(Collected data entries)
-=-=-=-=-
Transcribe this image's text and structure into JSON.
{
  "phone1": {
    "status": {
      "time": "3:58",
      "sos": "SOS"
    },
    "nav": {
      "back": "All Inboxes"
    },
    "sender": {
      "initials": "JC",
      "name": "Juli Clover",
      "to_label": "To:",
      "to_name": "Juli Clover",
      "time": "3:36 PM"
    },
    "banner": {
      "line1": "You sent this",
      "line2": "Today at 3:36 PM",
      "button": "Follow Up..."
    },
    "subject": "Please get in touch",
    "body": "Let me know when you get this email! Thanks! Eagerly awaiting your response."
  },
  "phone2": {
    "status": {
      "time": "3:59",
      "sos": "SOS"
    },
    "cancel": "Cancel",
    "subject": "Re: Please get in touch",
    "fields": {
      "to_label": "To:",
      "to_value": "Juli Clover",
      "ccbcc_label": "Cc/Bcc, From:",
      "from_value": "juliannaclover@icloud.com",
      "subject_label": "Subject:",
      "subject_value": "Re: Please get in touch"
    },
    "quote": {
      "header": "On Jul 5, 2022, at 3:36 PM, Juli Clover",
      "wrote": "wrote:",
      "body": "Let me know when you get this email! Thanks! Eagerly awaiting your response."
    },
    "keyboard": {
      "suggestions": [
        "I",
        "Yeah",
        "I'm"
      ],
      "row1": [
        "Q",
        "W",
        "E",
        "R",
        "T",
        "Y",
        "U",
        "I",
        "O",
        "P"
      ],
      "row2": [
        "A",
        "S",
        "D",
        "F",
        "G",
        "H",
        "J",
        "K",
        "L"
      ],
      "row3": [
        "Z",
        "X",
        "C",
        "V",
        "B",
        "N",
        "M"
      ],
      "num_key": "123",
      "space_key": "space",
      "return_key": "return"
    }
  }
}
-=-=-=-=-
PROBLEM TO SOLVE:
Make an exact copy of the data above.

RESPONSE BELOW:
Transcribe this image's text and structure into JSON.
{
  "phone1": {
    "status": {
      "time": "3:58",
      "sos": "SOS"
    },
    "nav": {
      "back": "All Inboxes"
    },
    "sender": {
      "initials": "JC",
      "name": "Juli Clover",
      "to_label": "To:",
      "to_name": "Juli Clover",
      "time": "3:36 PM"
    },
    "banner": {
      "line1": "You sent this",
      "line2": "Today at 3:36 PM",
      "button": "Follow Up..."
    },
    "subject": "Please get in touch",
    "body": "Let me know when you get this email! Thanks! Eagerly awaiting your response."
  },
  "phone2": {
    "status": {
      "time": "3:59",
      "sos": "SOS"
    },
    "cancel": "Cancel",
    "subject": "Re: Please get in touch",
    "fields": {
      "to_label": "To:",
      "to_value": "Juli Clover",
      "ccbcc_label": "Cc/Bcc, From:",
      "from_value": "juliannaclover@icloud.com",
      "subject_label": "Subject:",
      "subject_value": "Re: Please get in touch"
    },
    "quote": {
      "header": "On Jul 5, 2022, at 3:36 PM, Juli Clover",
      "wrote": "wrote:",
      "body": "Let me know when you get this email! Thanks! Eagerly awaiting your response."
    },
    "keyboard": {
      "suggestions": [
        "I",
        "Yeah",
        "I'm"
      ],
      "row1": [
        "Q",
        "W",
        "E",
        "R",
        "T",
        "Y",
        "U",
        "I",
        "O",
        "P"
      ],
      "row2": [
        "A",
        "S",
        "D",
        "F",
        "G",
        "H",
        "J",
        "K",
        "L"
      ],
      "row3": [
        "Z",
        "X",
        "C",
        "V",
        "B",
        "N",
        "M"
      ],
      "num_key": "123",
      "space_key": "space",
      "return_key": "return"
    }
  }
}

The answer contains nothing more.